**DIRECTION**
Every record should be written out exactly, with the pictures left out.

# start of LISTED ENTRIES

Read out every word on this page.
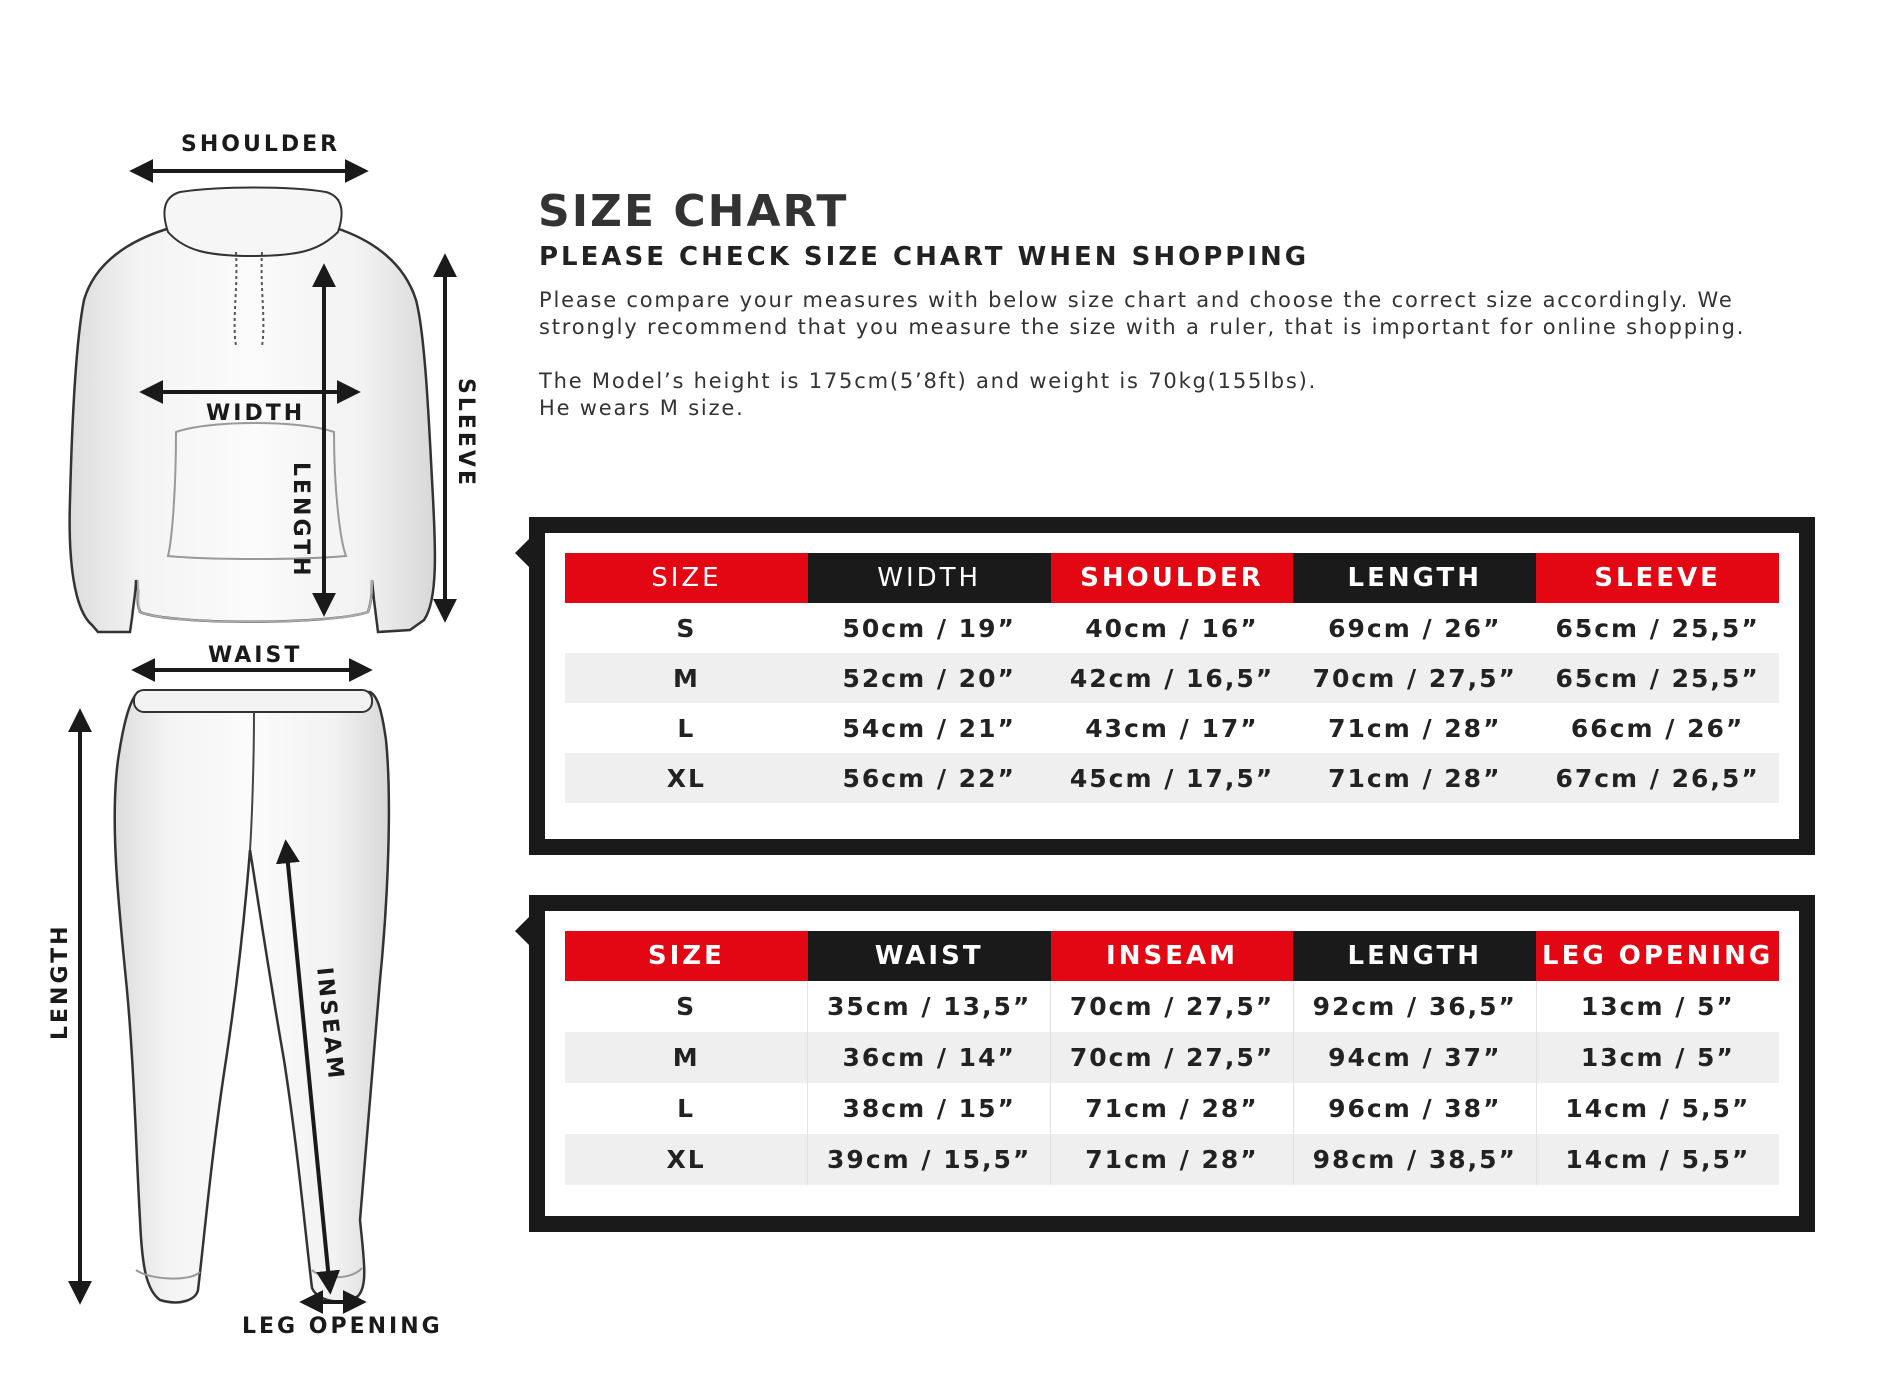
SHOULDER
WIDTH
LENGTH
SLEEVE
WAIST
LENGTH	INSEAM
LEG OPENING
SIZE CHART
PLEASE CHECK SIZE CHART WHEN SHOPPING

Please compare your measures with below size chart and choose the correct size accordingly. We strongly recommend that you measure the size with a ruler, that is important for online shopping.

The Model’s height is 175cm(5’8ft) and weight is 70kg(155lbs).
He wears M size.

SIZE	WIDTH	SHOULDER	LENGTH	SLEEVE
S	50cm / 19”	40cm / 16”	69cm / 26”	65cm / 25,5”
M	52cm / 20”	42cm / 16,5”	70cm / 27,5”	65cm / 25,5”
L	54cm / 21”	43cm / 17”	71cm / 28”	66cm / 26”
XL	56cm / 22”	45cm / 17,5”	71cm / 28”	67cm / 26,5”
SIZE	WAIST	INSEAM	LENGTH	LEG OPENING
S	35cm / 13,5”	70cm / 27,5”	92cm / 36,5”	13cm / 5”
M	36cm / 14”	70cm / 27,5”	94cm / 37”	13cm / 5”
L	38cm / 15”	71cm / 28”	96cm / 38”	14cm / 5,5”
XL	39cm / 15,5”	71cm / 28”	98cm / 38,5”	14cm / 5,5”
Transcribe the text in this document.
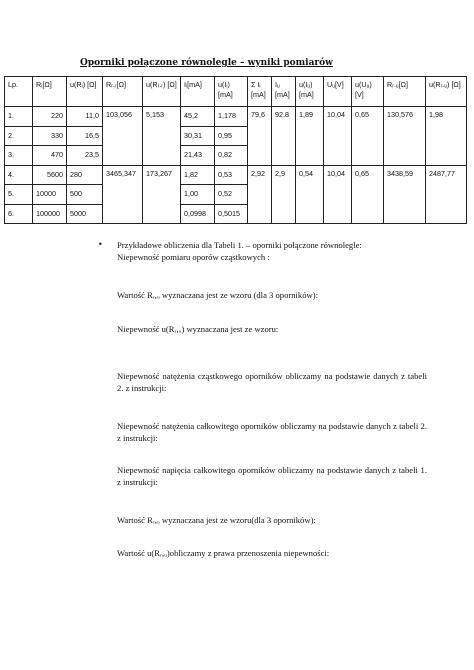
Oporniki połączone równolegle – wyniki pomiarów
Lp.	Rᵢ[Ω]	u(Rᵢ) [Ω]	Rᵣ.ᵣ[Ω]	u(Rᵣ.ᵣ) [Ω]	Iᵢ[mA]	u(Iᵢ) [mA]	Σ Iᵢ [mA]	Iᵤ [mA]	u(Iᵤ) [mA]	Uᵤ[V]	u(Uᵤ) [V]	Rᵣ.ᵤ[Ω]	u(Rᵣ.ᵤ) [Ω]
1.	220	11,0	103,056	5,153	45,2	1,178	79,6	92,8	1,89	10,04	0,65	130,576	1,98
2.	330	16,5			30,31	0,95							
3.	470	23,5			21,43	0,82							
4.	5600	280	3465,347	173,267	1,82	0,53	2,92	2,9	0,54	10,04	0,65	3438,59	2487,77
5.	10000	500			1,00	0,52							
6.	100000	5000			0,0998	0,5015							
• Przykładowe obliczenia dla Tabeli 1. – oporniki połączone równolegle:
Niepewność pomiaru oporów cząstkowych :
Wartość Rᵣ,ᵤ wyznaczana jest ze wzoru (dla 3 oporników):
Niepewność u(Rᵣ,ᵤ) wyznaczana jest ze wzoru:
Niepewność natężenia cząstkowego oporników obliczamy na podstawie danych z tabeli 2. z instrukcji:
Niepewność natężenia całkowitego oporników obliczamy na podstawie danych z tabeli 2. z instrukcji:
Niepewność napięcia całkowitego oporników obliczamy na podstawie danych z tabeli 1. z instrukcji:
Wartość Rᵣ,ᵤ wyznaczana jest ze wzoru(dla 3 oporników):
Wartość u(Rᵣ,ᵤ)obliczamy z prawa przenoszenia niepewności:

# end of LISTED ENTRIES

**TASK ANSWER**
Read out every word on this page.
SHOULDER
WIDTH
LENGTH
SLEEVE
WAIST
LENGTH	INSEAM
LEG OPENING
SIZE CHART
PLEASE CHECK SIZE CHART WHEN SHOPPING

Please compare your measures with below size chart and choose the correct size accordingly. We strongly recommend that you measure the size with a ruler, that is important for online shopping.

The Model’s height is 175cm(5’8ft) and weight is 70kg(155lbs).
He wears M size.

SIZE	WIDTH	SHOULDER	LENGTH	SLEEVE
S	50cm / 19”	40cm / 16”	69cm / 26”	65cm / 25,5”
M	52cm / 20”	42cm / 16,5”	70cm / 27,5”	65cm / 25,5”
L	54cm / 21”	43cm / 17”	71cm / 28”	66cm / 26”
XL	56cm / 22”	45cm / 17,5”	71cm / 28”	67cm / 26,5”
SIZE	WAIST	INSEAM	LENGTH	LEG OPENING
S	35cm / 13,5”	70cm / 27,5”	92cm / 36,5”	13cm / 5”
M	36cm / 14”	70cm / 27,5”	94cm / 37”	13cm / 5”
L	38cm / 15”	71cm / 28”	96cm / 38”	14cm / 5,5”
XL	39cm / 15,5”	71cm / 28”	98cm / 38,5”	14cm / 5,5”
Transcribe the text in this document.
Oporniki połączone równolegle – wyniki pomiarów
Lp.	Rᵢ[Ω]	u(Rᵢ) [Ω]	Rᵣ.ᵣ[Ω]	u(Rᵣ.ᵣ) [Ω]	Iᵢ[mA]	u(Iᵢ) [mA]	Σ Iᵢ [mA]	Iᵤ [mA]	u(Iᵤ) [mA]	Uᵤ[V]	u(Uᵤ) [V]	Rᵣ.ᵤ[Ω]	u(Rᵣ.ᵤ) [Ω]
1.	220	11,0	103,056	5,153	45,2	1,178	79,6	92,8	1,89	10,04	0,65	130,576	1,98
2.	330	16,5			30,31	0,95							
3.	470	23,5			21,43	0,82							
4.	5600	280	3465,347	173,267	1,82	0,53	2,92	2,9	0,54	10,04	0,65	3438,59	2487,77
5.	10000	500			1,00	0,52							
6.	100000	5000			0,0998	0,5015							
• Przykładowe obliczenia dla Tabeli 1. – oporniki połączone równolegle:
Niepewność pomiaru oporów cząstkowych :
Wartość Rᵣ,ᵤ wyznaczana jest ze wzoru (dla 3 oporników):
Niepewność u(Rᵣ,ᵤ) wyznaczana jest ze wzoru:
Niepewność natężenia cząstkowego oporników obliczamy na podstawie danych z tabeli 2. z instrukcji:
Niepewność natężenia całkowitego oporników obliczamy na podstawie danych z tabeli 2. z instrukcji:
Niepewność napięcia całkowitego oporników obliczamy na podstawie danych z tabeli 1. z instrukcji:
Wartość Rᵣ,ᵤ wyznaczana jest ze wzoru(dla 3 oporników):
Wartość u(Rᵣ,ᵤ)obliczamy z prawa przenoszenia niepewności:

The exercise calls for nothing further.